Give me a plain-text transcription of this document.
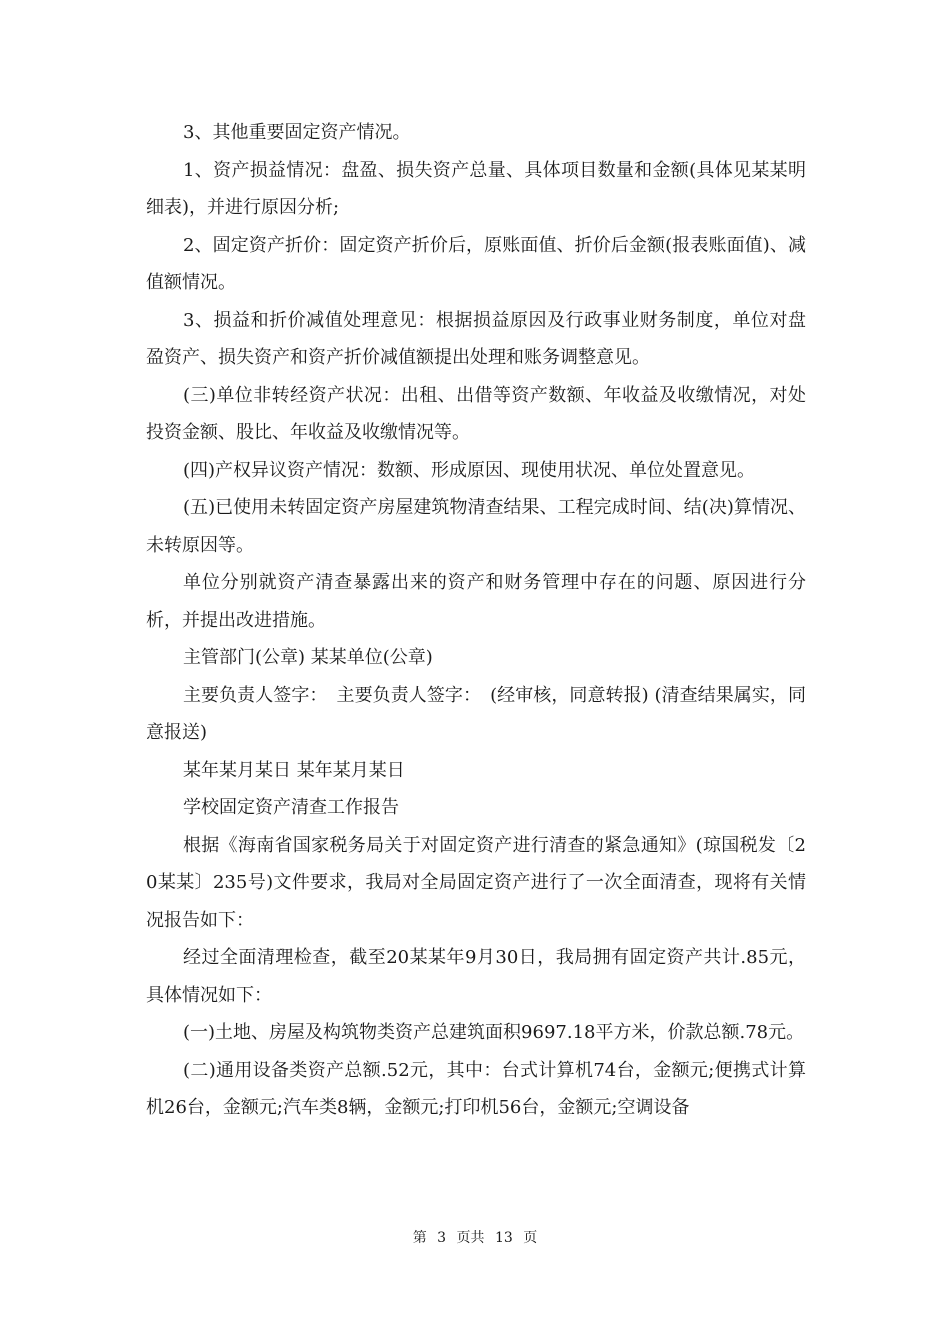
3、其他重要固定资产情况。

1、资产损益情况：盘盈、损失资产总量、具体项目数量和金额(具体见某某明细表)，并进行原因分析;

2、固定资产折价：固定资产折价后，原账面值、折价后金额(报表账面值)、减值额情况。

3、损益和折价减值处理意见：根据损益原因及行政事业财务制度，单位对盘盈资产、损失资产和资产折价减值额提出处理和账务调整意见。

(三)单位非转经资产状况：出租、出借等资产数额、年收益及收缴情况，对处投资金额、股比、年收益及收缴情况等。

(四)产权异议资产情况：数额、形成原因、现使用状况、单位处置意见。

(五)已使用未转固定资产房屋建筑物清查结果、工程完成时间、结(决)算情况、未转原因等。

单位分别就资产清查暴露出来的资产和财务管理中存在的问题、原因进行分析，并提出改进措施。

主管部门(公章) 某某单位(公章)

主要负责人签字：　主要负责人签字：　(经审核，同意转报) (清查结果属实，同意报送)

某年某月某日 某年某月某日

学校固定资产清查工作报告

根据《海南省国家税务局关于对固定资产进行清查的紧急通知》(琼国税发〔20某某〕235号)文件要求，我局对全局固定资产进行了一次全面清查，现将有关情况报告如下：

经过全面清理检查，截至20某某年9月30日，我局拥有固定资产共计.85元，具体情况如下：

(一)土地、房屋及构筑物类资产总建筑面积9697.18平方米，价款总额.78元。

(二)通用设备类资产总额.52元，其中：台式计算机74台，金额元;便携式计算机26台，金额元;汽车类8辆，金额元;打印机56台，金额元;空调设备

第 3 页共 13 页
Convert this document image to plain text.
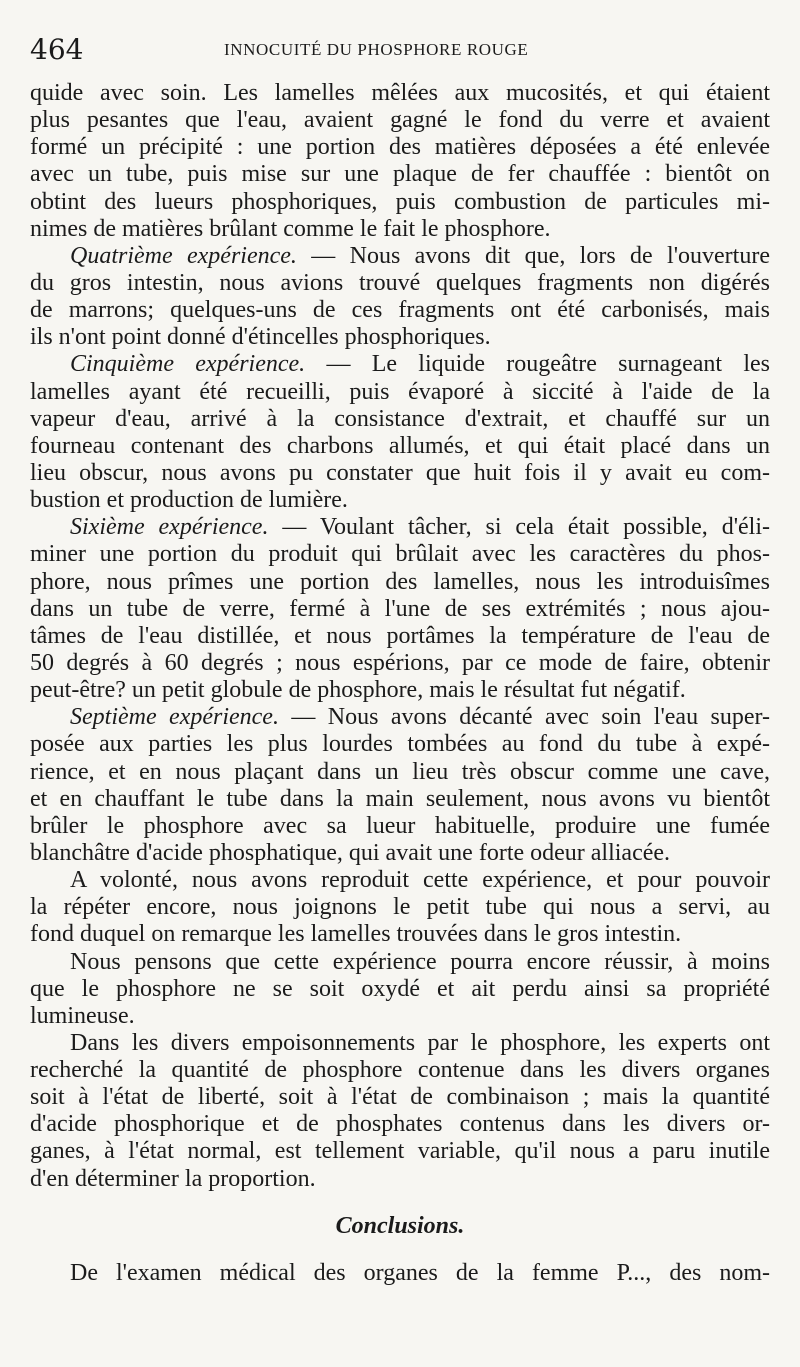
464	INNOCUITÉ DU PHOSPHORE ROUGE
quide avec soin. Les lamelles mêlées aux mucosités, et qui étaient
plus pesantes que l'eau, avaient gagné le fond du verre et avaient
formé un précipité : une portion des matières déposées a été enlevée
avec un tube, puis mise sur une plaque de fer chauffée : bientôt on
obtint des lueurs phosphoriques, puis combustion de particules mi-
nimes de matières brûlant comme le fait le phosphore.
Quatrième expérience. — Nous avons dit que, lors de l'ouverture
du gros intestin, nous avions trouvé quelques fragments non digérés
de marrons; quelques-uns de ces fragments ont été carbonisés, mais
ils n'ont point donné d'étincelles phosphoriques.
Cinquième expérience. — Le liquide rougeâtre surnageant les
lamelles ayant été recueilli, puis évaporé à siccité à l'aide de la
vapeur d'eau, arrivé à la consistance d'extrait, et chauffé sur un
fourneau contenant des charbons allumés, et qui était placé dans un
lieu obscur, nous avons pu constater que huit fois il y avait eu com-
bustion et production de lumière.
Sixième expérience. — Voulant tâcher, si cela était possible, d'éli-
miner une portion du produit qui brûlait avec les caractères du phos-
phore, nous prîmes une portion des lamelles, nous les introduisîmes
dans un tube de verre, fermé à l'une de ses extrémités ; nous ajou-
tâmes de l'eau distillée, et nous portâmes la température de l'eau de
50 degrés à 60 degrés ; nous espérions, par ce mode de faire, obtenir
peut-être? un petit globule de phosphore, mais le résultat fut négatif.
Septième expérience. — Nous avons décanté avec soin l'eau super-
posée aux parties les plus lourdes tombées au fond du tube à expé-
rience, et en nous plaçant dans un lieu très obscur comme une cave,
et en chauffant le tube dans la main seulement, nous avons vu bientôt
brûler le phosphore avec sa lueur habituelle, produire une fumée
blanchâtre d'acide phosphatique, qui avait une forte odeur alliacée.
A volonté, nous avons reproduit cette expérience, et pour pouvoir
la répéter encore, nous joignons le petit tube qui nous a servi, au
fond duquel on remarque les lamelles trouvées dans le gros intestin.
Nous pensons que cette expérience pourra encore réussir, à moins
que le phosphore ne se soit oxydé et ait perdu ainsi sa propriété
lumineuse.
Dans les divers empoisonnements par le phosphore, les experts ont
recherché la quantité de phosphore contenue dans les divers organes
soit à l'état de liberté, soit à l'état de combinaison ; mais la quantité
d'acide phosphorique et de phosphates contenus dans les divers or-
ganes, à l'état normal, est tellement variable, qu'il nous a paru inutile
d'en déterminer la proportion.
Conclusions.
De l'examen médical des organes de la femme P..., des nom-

■ ■ ■

### Exercise
Repeat all of the entries word for word, but omit the pictures.

### The result
Give me a plain-text transcription of this document.
3、其他重要固定资产情况。

1、资产损益情况：盘盈、损失资产总量、具体项目数量和金额(具体见某某明细表)，并进行原因分析;

2、固定资产折价：固定资产折价后，原账面值、折价后金额(报表账面值)、减值额情况。

3、损益和折价减值处理意见：根据损益原因及行政事业财务制度，单位对盘盈资产、损失资产和资产折价减值额提出处理和账务调整意见。

(三)单位非转经资产状况：出租、出借等资产数额、年收益及收缴情况，对处投资金额、股比、年收益及收缴情况等。

(四)产权异议资产情况：数额、形成原因、现使用状况、单位处置意见。

(五)已使用未转固定资产房屋建筑物清查结果、工程完成时间、结(决)算情况、未转原因等。

单位分别就资产清查暴露出来的资产和财务管理中存在的问题、原因进行分析，并提出改进措施。

主管部门(公章) 某某单位(公章)

主要负责人签字：　主要负责人签字：　(经审核，同意转报) (清查结果属实，同意报送)

某年某月某日 某年某月某日

学校固定资产清查工作报告

根据《海南省国家税务局关于对固定资产进行清查的紧急通知》(琼国税发〔20某某〕235号)文件要求，我局对全局固定资产进行了一次全面清查，现将有关情况报告如下：

经过全面清理检查，截至20某某年9月30日，我局拥有固定资产共计.85元，具体情况如下：

(一)土地、房屋及构筑物类资产总建筑面积9697.18平方米，价款总额.78元。

(二)通用设备类资产总额.52元，其中：台式计算机74台，金额元;便携式计算机26台，金额元;汽车类8辆，金额元;打印机56台，金额元;空调设备

第 3 页共 13 页
Convert this document image to plain text.
464	INNOCUITÉ DU PHOSPHORE ROUGE
quide avec soin. Les lamelles mêlées aux mucosités, et qui étaient
plus pesantes que l'eau, avaient gagné le fond du verre et avaient
formé un précipité : une portion des matières déposées a été enlevée
avec un tube, puis mise sur une plaque de fer chauffée : bientôt on
obtint des lueurs phosphoriques, puis combustion de particules mi-
nimes de matières brûlant comme le fait le phosphore.
Quatrième expérience. — Nous avons dit que, lors de l'ouverture
du gros intestin, nous avions trouvé quelques fragments non digérés
de marrons; quelques-uns de ces fragments ont été carbonisés, mais
ils n'ont point donné d'étincelles phosphoriques.
Cinquième expérience. — Le liquide rougeâtre surnageant les
lamelles ayant été recueilli, puis évaporé à siccité à l'aide de la
vapeur d'eau, arrivé à la consistance d'extrait, et chauffé sur un
fourneau contenant des charbons allumés, et qui était placé dans un
lieu obscur, nous avons pu constater que huit fois il y avait eu com-
bustion et production de lumière.
Sixième expérience. — Voulant tâcher, si cela était possible, d'éli-
miner une portion du produit qui brûlait avec les caractères du phos-
phore, nous prîmes une portion des lamelles, nous les introduisîmes
dans un tube de verre, fermé à l'une de ses extrémités ; nous ajou-
tâmes de l'eau distillée, et nous portâmes la température de l'eau de
50 degrés à 60 degrés ; nous espérions, par ce mode de faire, obtenir
peut-être? un petit globule de phosphore, mais le résultat fut négatif.
Septième expérience. — Nous avons décanté avec soin l'eau super-
posée aux parties les plus lourdes tombées au fond du tube à expé-
rience, et en nous plaçant dans un lieu très obscur comme une cave,
et en chauffant le tube dans la main seulement, nous avons vu bientôt
brûler le phosphore avec sa lueur habituelle, produire une fumée
blanchâtre d'acide phosphatique, qui avait une forte odeur alliacée.
A volonté, nous avons reproduit cette expérience, et pour pouvoir
la répéter encore, nous joignons le petit tube qui nous a servi, au
fond duquel on remarque les lamelles trouvées dans le gros intestin.
Nous pensons que cette expérience pourra encore réussir, à moins
que le phosphore ne se soit oxydé et ait perdu ainsi sa propriété
lumineuse.
Dans les divers empoisonnements par le phosphore, les experts ont
recherché la quantité de phosphore contenue dans les divers organes
soit à l'état de liberté, soit à l'état de combinaison ; mais la quantité
d'acide phosphorique et de phosphates contenus dans les divers or-
ganes, à l'état normal, est tellement variable, qu'il nous a paru inutile
d'en déterminer la proportion.
Conclusions.
De l'examen médical des organes de la femme P..., des nom-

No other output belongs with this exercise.